Each entry below must be repeated word for word.

━━ Records for this task ━━

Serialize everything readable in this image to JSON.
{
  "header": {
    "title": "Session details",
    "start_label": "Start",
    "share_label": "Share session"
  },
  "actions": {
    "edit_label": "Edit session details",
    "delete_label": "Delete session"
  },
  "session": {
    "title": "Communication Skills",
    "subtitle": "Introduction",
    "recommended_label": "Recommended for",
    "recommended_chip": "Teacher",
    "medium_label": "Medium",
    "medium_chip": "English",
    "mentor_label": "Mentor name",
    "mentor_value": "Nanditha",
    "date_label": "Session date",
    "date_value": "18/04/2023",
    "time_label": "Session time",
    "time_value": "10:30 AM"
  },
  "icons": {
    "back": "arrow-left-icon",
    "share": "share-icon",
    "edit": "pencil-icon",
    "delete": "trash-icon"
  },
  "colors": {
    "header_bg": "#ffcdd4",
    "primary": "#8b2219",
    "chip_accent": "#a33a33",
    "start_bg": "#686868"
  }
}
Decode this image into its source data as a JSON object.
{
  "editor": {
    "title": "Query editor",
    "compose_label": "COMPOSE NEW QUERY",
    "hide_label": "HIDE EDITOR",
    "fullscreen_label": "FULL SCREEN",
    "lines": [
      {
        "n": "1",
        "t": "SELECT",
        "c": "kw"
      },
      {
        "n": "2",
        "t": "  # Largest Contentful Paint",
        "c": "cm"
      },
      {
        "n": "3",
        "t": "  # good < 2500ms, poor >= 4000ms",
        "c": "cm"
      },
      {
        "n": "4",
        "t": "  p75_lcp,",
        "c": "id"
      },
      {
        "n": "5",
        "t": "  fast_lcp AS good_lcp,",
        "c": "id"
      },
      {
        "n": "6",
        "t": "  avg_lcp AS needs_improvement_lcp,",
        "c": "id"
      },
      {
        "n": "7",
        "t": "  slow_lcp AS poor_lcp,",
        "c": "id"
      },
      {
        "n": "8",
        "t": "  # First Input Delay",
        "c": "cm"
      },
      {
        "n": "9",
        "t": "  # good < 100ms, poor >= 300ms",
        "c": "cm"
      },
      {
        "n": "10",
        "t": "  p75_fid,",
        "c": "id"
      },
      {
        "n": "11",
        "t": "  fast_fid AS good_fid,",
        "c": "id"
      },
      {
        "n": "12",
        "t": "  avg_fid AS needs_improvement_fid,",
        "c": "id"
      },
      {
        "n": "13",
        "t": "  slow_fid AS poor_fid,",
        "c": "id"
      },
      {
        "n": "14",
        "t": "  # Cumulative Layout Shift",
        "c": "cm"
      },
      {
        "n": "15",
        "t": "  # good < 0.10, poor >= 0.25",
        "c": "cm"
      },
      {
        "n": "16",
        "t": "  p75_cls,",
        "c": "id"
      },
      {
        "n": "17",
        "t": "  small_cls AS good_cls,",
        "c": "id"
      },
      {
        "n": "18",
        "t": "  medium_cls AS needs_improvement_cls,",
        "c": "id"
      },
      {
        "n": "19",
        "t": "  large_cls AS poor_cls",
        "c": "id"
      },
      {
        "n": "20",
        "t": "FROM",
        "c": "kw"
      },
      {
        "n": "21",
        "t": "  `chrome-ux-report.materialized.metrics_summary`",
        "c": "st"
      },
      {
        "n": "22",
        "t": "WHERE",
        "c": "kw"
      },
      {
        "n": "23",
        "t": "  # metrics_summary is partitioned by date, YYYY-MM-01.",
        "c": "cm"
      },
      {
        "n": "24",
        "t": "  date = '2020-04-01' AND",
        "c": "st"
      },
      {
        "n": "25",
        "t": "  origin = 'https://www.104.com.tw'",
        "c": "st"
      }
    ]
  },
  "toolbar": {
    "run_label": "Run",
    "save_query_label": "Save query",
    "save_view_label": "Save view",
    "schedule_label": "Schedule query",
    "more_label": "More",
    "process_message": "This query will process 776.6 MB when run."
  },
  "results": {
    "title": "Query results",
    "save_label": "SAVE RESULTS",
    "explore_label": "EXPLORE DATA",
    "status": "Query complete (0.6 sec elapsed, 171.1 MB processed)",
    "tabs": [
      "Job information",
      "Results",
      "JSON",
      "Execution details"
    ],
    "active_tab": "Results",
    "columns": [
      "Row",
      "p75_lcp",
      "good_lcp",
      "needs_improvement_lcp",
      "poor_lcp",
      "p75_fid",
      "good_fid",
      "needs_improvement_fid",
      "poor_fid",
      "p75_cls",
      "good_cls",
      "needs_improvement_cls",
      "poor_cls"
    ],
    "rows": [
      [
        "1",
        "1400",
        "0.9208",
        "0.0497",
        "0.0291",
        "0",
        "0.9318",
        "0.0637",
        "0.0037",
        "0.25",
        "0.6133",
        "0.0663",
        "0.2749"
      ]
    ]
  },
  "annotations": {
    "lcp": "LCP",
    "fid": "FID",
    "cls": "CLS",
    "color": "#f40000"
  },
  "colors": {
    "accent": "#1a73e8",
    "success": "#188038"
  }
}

━━━

### Answer to the exercise
Serialize everything readable in this image to JSON.
{
  "header": {
    "title": "Session details",
    "start_label": "Start",
    "share_label": "Share session"
  },
  "actions": {
    "edit_label": "Edit session details",
    "delete_label": "Delete session"
  },
  "session": {
    "title": "Communication Skills",
    "subtitle": "Introduction",
    "recommended_label": "Recommended for",
    "recommended_chip": "Teacher",
    "medium_label": "Medium",
    "medium_chip": "English",
    "mentor_label": "Mentor name",
    "mentor_value": "Nanditha",
    "date_label": "Session date",
    "date_value": "18/04/2023",
    "time_label": "Session time",
    "time_value": "10:30 AM"
  },
  "icons": {
    "back": "arrow-left-icon",
    "share": "share-icon",
    "edit": "pencil-icon",
    "delete": "trash-icon"
  },
  "colors": {
    "header_bg": "#ffcdd4",
    "primary": "#8b2219",
    "chip_accent": "#a33a33",
    "start_bg": "#686868"
  }
}
Decode this image into its source data as a JSON object.
{
  "editor": {
    "title": "Query editor",
    "compose_label": "COMPOSE NEW QUERY",
    "hide_label": "HIDE EDITOR",
    "fullscreen_label": "FULL SCREEN",
    "lines": [
      {
        "n": "1",
        "t": "SELECT",
        "c": "kw"
      },
      {
        "n": "2",
        "t": "  # Largest Contentful Paint",
        "c": "cm"
      },
      {
        "n": "3",
        "t": "  # good < 2500ms, poor >= 4000ms",
        "c": "cm"
      },
      {
        "n": "4",
        "t": "  p75_lcp,",
        "c": "id"
      },
      {
        "n": "5",
        "t": "  fast_lcp AS good_lcp,",
        "c": "id"
      },
      {
        "n": "6",
        "t": "  avg_lcp AS needs_improvement_lcp,",
        "c": "id"
      },
      {
        "n": "7",
        "t": "  slow_lcp AS poor_lcp,",
        "c": "id"
      },
      {
        "n": "8",
        "t": "  # First Input Delay",
        "c": "cm"
      },
      {
        "n": "9",
        "t": "  # good < 100ms, poor >= 300ms",
        "c": "cm"
      },
      {
        "n": "10",
        "t": "  p75_fid,",
        "c": "id"
      },
      {
        "n": "11",
        "t": "  fast_fid AS good_fid,",
        "c": "id"
      },
      {
        "n": "12",
        "t": "  avg_fid AS needs_improvement_fid,",
        "c": "id"
      },
      {
        "n": "13",
        "t": "  slow_fid AS poor_fid,",
        "c": "id"
      },
      {
        "n": "14",
        "t": "  # Cumulative Layout Shift",
        "c": "cm"
      },
      {
        "n": "15",
        "t": "  # good < 0.10, poor >= 0.25",
        "c": "cm"
      },
      {
        "n": "16",
        "t": "  p75_cls,",
        "c": "id"
      },
      {
        "n": "17",
        "t": "  small_cls AS good_cls,",
        "c": "id"
      },
      {
        "n": "18",
        "t": "  medium_cls AS needs_improvement_cls,",
        "c": "id"
      },
      {
        "n": "19",
        "t": "  large_cls AS poor_cls",
        "c": "id"
      },
      {
        "n": "20",
        "t": "FROM",
        "c": "kw"
      },
      {
        "n": "21",
        "t": "  `chrome-ux-report.materialized.metrics_summary`",
        "c": "st"
      },
      {
        "n": "22",
        "t": "WHERE",
        "c": "kw"
      },
      {
        "n": "23",
        "t": "  # metrics_summary is partitioned by date, YYYY-MM-01.",
        "c": "cm"
      },
      {
        "n": "24",
        "t": "  date = '2020-04-01' AND",
        "c": "st"
      },
      {
        "n": "25",
        "t": "  origin = 'https://www.104.com.tw'",
        "c": "st"
      }
    ]
  },
  "toolbar": {
    "run_label": "Run",
    "save_query_label": "Save query",
    "save_view_label": "Save view",
    "schedule_label": "Schedule query",
    "more_label": "More",
    "process_message": "This query will process 776.6 MB when run."
  },
  "results": {
    "title": "Query results",
    "save_label": "SAVE RESULTS",
    "explore_label": "EXPLORE DATA",
    "status": "Query complete (0.6 sec elapsed, 171.1 MB processed)",
    "tabs": [
      "Job information",
      "Results",
      "JSON",
      "Execution details"
    ],
    "active_tab": "Results",
    "columns": [
      "Row",
      "p75_lcp",
      "good_lcp",
      "needs_improvement_lcp",
      "poor_lcp",
      "p75_fid",
      "good_fid",
      "needs_improvement_fid",
      "poor_fid",
      "p75_cls",
      "good_cls",
      "needs_improvement_cls",
      "poor_cls"
    ],
    "rows": [
      [
        "1",
        "1400",
        "0.9208",
        "0.0497",
        "0.0291",
        "0",
        "0.9318",
        "0.0637",
        "0.0037",
        "0.25",
        "0.6133",
        "0.0663",
        "0.2749"
      ]
    ]
  },
  "annotations": {
    "lcp": "LCP",
    "fid": "FID",
    "cls": "CLS",
    "color": "#f40000"
  },
  "colors": {
    "accent": "#1a73e8",
    "success": "#188038"
  }
}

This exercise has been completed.